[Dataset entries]
• • • • • • •
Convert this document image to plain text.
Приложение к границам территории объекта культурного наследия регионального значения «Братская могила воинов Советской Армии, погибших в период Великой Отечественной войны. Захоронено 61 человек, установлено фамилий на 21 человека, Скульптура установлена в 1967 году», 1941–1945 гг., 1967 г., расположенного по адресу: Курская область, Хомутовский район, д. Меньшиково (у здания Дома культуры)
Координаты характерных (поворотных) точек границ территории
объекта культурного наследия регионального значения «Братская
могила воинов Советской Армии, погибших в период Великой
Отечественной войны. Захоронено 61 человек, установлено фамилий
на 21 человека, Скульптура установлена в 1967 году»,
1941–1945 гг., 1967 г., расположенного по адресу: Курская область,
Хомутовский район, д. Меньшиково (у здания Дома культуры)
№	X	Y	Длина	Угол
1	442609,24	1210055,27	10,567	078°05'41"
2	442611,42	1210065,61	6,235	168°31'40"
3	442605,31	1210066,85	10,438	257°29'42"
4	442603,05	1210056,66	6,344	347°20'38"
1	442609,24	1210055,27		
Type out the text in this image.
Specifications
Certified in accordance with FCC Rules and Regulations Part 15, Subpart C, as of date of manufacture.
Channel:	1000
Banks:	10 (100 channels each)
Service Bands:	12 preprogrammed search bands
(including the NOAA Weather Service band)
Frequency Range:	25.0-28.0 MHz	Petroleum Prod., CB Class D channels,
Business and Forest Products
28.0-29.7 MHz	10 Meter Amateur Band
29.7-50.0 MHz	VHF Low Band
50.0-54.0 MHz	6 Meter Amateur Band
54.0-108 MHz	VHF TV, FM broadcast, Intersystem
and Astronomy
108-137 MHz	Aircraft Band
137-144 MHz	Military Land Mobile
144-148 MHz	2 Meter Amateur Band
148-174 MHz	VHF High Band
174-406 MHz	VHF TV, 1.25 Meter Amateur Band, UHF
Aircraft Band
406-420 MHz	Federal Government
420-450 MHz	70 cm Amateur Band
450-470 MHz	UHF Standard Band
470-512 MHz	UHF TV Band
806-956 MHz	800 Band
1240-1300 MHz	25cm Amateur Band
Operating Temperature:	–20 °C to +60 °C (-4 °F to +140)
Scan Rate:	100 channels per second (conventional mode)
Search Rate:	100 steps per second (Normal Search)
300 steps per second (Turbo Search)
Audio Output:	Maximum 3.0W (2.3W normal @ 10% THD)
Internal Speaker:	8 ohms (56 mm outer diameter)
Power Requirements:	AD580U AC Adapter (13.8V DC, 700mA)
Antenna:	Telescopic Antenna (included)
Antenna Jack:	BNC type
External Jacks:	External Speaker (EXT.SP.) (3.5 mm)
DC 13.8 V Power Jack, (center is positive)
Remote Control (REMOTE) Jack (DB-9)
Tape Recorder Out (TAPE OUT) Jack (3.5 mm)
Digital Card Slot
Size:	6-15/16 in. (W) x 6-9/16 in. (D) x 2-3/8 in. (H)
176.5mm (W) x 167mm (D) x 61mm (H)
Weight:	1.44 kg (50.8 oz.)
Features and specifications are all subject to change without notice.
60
• • • • • • •
Prompt » Copy out each line that contains the word "Service".

In response »
Service Bands:	12 preprogrammed search bands
(including the NOAA Weather Service band)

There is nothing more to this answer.